[Source data]
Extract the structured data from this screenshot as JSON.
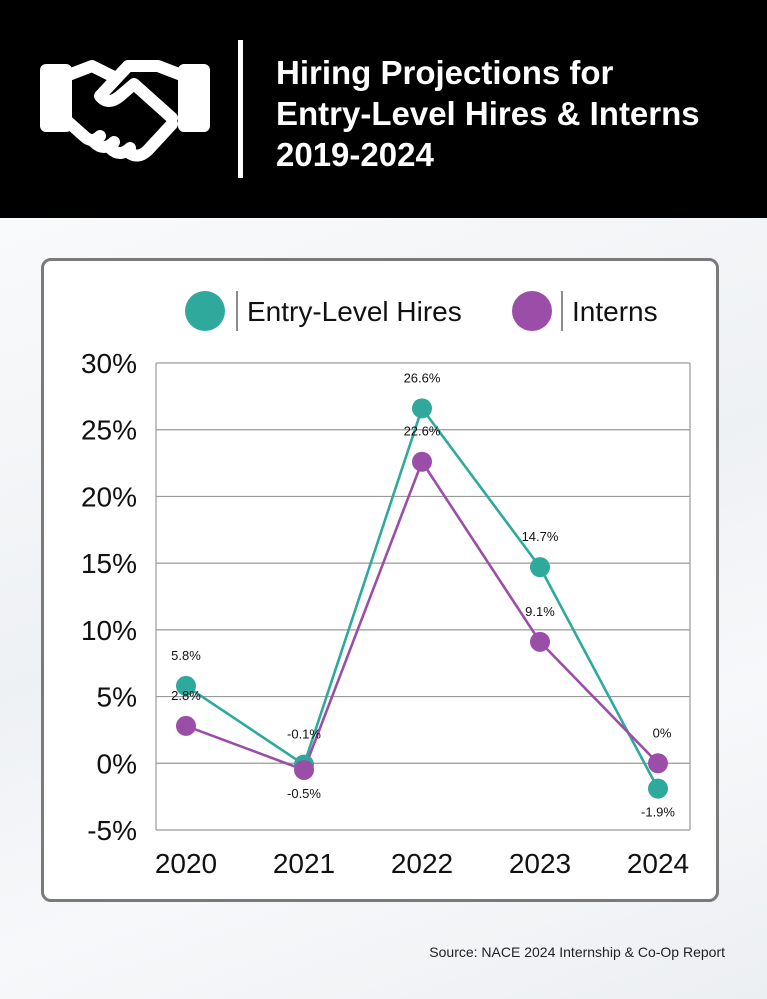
{
  "header": {
    "title_lines": [
      "Hiring Projections for",
      "Entry-Level Hires & Interns",
      "2019-2024"
    ],
    "icon": "handshake-icon"
  },
  "source": "Source: NACE 2024 Internship & Co-Op Report",
  "colors": {
    "entry_level": "#2ea99b",
    "interns": "#9b4ea8",
    "header_bg": "#000000",
    "grid": "#9a9a9a"
  },
  "chart_data": {
    "type": "line",
    "categories": [
      "2020",
      "2021",
      "2022",
      "2023",
      "2024"
    ],
    "series": [
      {
        "name": "Entry-Level Hires",
        "values": [
          5.8,
          -0.1,
          26.6,
          14.7,
          -1.9
        ],
        "labels": [
          "5.8%",
          "-0.1%",
          "26.6%",
          "14.7%",
          "-1.9%"
        ]
      },
      {
        "name": "Interns",
        "values": [
          2.8,
          -0.5,
          22.6,
          9.1,
          0
        ],
        "labels": [
          "2.8%",
          "-0.5%",
          "22.6%",
          "9.1%",
          "0%"
        ]
      }
    ],
    "ylim": [
      -5,
      30
    ],
    "yticks": [
      -5,
      0,
      5,
      10,
      15,
      20,
      25,
      30
    ],
    "ytick_labels": [
      "-5%",
      "0%",
      "5%",
      "10%",
      "15%",
      "20%",
      "25%",
      "30%"
    ],
    "grid": true,
    "legend": "top"
  }
}
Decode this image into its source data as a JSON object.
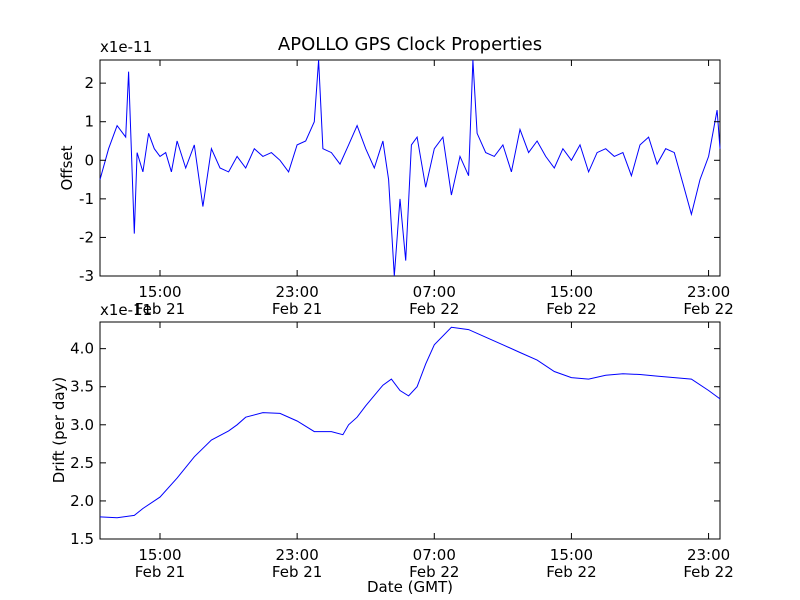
{
  "chart_data": [
    {
      "type": "line",
      "title": "APOLLO GPS Clock Properties",
      "ylabel": "Offset",
      "scale_note": "x1e-11",
      "xlim": [
        "2014-02-21 11:30",
        "2014-02-22 23:40"
      ],
      "ylim": [
        -3,
        2.6
      ],
      "yticks": [
        2,
        1,
        0,
        -1,
        -2,
        -3
      ],
      "ytick_labels": [
        "2",
        "1",
        "0",
        "-1",
        "-2",
        "-3"
      ],
      "xtick_labels": [
        {
          "time": "15:00",
          "date": "Feb 21"
        },
        {
          "time": "23:00",
          "date": "Feb 21"
        },
        {
          "time": "07:00",
          "date": "Feb 22"
        },
        {
          "time": "15:00",
          "date": "Feb 22"
        },
        {
          "time": "23:00",
          "date": "Feb 22"
        }
      ],
      "series": [
        {
          "color": "#0000ff",
          "x_hours_note": "",
          "x": [
            "11:30",
            "12:00",
            "12:30",
            "13:00",
            "13:10",
            "13:30",
            "13:40",
            "14:00",
            "14:20",
            "14:40",
            "15:00",
            "15:20",
            "15:40",
            "16:00",
            "16:30",
            "17:00",
            "17:30",
            "18:00",
            "18:30",
            "19:00",
            "19:30",
            "20:00",
            "20:30",
            "21:00",
            "21:30",
            "22:00",
            "22:30",
            "23:00",
            "23:30",
            "00:00",
            "00:15",
            "00:30",
            "01:00",
            "01:30",
            "02:00",
            "02:30",
            "03:00",
            "03:30",
            "04:00",
            "04:20",
            "04:40",
            "05:00",
            "05:20",
            "05:40",
            "06:00",
            "06:30",
            "07:00",
            "07:30",
            "08:00",
            "08:30",
            "09:00",
            "09:15",
            "09:30",
            "10:00",
            "10:30",
            "11:00",
            "11:30",
            "12:00",
            "12:30",
            "13:00",
            "13:30",
            "14:00",
            "14:30",
            "15:00",
            "15:30",
            "16:00",
            "16:30",
            "17:00",
            "17:30",
            "18:00",
            "18:30",
            "19:00",
            "19:30",
            "20:00",
            "20:30",
            "21:00",
            "21:30",
            "22:00",
            "22:30",
            "23:00",
            "23:30",
            "23:40"
          ],
          "values": [
            -0.5,
            0.3,
            0.9,
            0.6,
            2.3,
            -1.9,
            0.2,
            -0.3,
            0.7,
            0.3,
            0.1,
            0.2,
            -0.3,
            0.5,
            -0.2,
            0.4,
            -1.2,
            0.3,
            -0.2,
            -0.3,
            0.1,
            -0.2,
            0.3,
            0.1,
            0.2,
            0.0,
            -0.3,
            0.4,
            0.5,
            1.0,
            2.6,
            0.3,
            0.2,
            -0.1,
            0.4,
            0.9,
            0.3,
            -0.2,
            0.5,
            -0.5,
            -3.0,
            -1.0,
            -2.6,
            0.4,
            0.6,
            -0.7,
            0.3,
            0.6,
            -0.9,
            0.1,
            -0.4,
            2.6,
            0.7,
            0.2,
            0.1,
            0.4,
            -0.3,
            0.8,
            0.2,
            0.5,
            0.1,
            -0.2,
            0.3,
            0.0,
            0.4,
            -0.3,
            0.2,
            0.3,
            0.1,
            0.2,
            -0.4,
            0.4,
            0.6,
            -0.1,
            0.3,
            0.2,
            -0.6,
            -1.4,
            -0.5,
            0.1,
            1.3,
            0.3
          ]
        }
      ]
    },
    {
      "type": "line",
      "ylabel": "Drift (per day)",
      "xlabel": "Date (GMT)",
      "scale_note": "x1e-11",
      "ylim": [
        1.5,
        4.35
      ],
      "yticks": [
        4.0,
        3.5,
        3.0,
        2.5,
        2.0,
        1.5
      ],
      "ytick_labels": [
        "4.0",
        "3.5",
        "3.0",
        "2.5",
        "2.0",
        "1.5"
      ],
      "xtick_labels": [
        {
          "time": "15:00",
          "date": "Feb 21"
        },
        {
          "time": "23:00",
          "date": "Feb 21"
        },
        {
          "time": "07:00",
          "date": "Feb 22"
        },
        {
          "time": "15:00",
          "date": "Feb 22"
        },
        {
          "time": "23:00",
          "date": "Feb 22"
        }
      ],
      "series": [
        {
          "color": "#0000ff",
          "x": [
            "11:30",
            "12:30",
            "13:30",
            "14:00",
            "15:00",
            "16:00",
            "17:00",
            "18:00",
            "19:00",
            "19:30",
            "20:00",
            "21:00",
            "22:00",
            "23:00",
            "00:00",
            "01:00",
            "01:40",
            "02:00",
            "02:30",
            "03:00",
            "04:00",
            "04:30",
            "05:00",
            "05:30",
            "06:00",
            "06:30",
            "07:00",
            "08:00",
            "09:00",
            "10:00",
            "11:00",
            "12:00",
            "13:00",
            "14:00",
            "15:00",
            "16:00",
            "17:00",
            "18:00",
            "19:00",
            "20:00",
            "21:00",
            "22:00",
            "23:00",
            "23:40"
          ],
          "values": [
            1.79,
            1.78,
            1.81,
            1.9,
            2.05,
            2.3,
            2.58,
            2.8,
            2.92,
            3.0,
            3.1,
            3.16,
            3.15,
            3.05,
            2.91,
            2.91,
            2.87,
            3.0,
            3.1,
            3.25,
            3.52,
            3.6,
            3.45,
            3.38,
            3.5,
            3.8,
            4.05,
            4.28,
            4.25,
            4.15,
            4.05,
            3.95,
            3.85,
            3.7,
            3.62,
            3.6,
            3.65,
            3.67,
            3.66,
            3.64,
            3.62,
            3.6,
            3.45,
            3.34
          ]
        }
      ]
    }
  ]
}
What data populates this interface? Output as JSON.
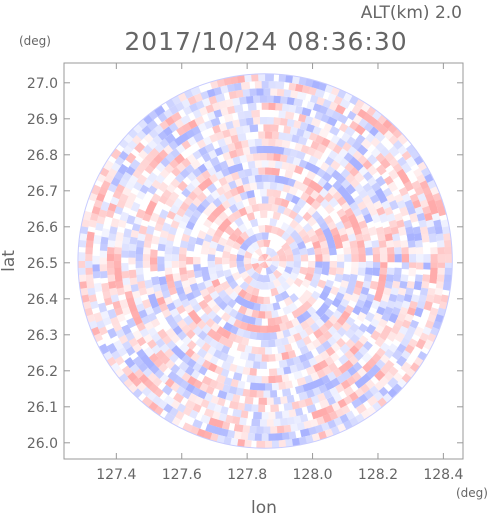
{
  "header": {
    "altitude_label": "ALT(km) 2.0",
    "datetime": "2017/10/24 08:36:30"
  },
  "chart_data": {
    "type": "heatmap",
    "title": "",
    "xlabel": "lon",
    "ylabel": "lat",
    "x_unit": "(deg)",
    "y_unit": "(deg)",
    "xlim": [
      127.24,
      128.46
    ],
    "ylim": [
      25.955,
      27.055
    ],
    "x_ticks": [
      127.4,
      127.6,
      127.8,
      128.0,
      128.2,
      128.4
    ],
    "x_tick_labels": [
      "127.4",
      "127.6",
      "127.8",
      "128.0",
      "128.2",
      "128.4"
    ],
    "y_ticks": [
      26.0,
      26.1,
      26.2,
      26.3,
      26.4,
      26.5,
      26.6,
      26.7,
      26.8,
      26.9,
      27.0
    ],
    "y_tick_labels": [
      "26.0",
      "26.1",
      "26.2",
      "26.3",
      "26.4",
      "26.5",
      "26.6",
      "26.7",
      "26.8",
      "26.9",
      "27.0"
    ],
    "radar_center": {
      "lon": 127.855,
      "lat": 26.505
    },
    "radar_coverage_radius_deg_lat": 0.52,
    "grid": false,
    "colormap": {
      "negative": "#9aa6ff",
      "zero": "#ffffff",
      "positive": "#ff9c9c"
    }
  }
}
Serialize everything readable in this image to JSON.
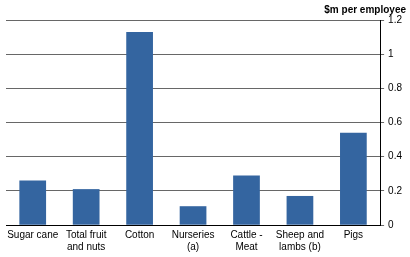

[Direction] Gather all lines with the string "JSON" from the data.

[Result of this task]
Extract the structured data from this screenshot as JSON.
Decode this image into its source data as a JSON object.
What data populates this interface? Output as JSON.
Serialize everything readable in this image to JSON.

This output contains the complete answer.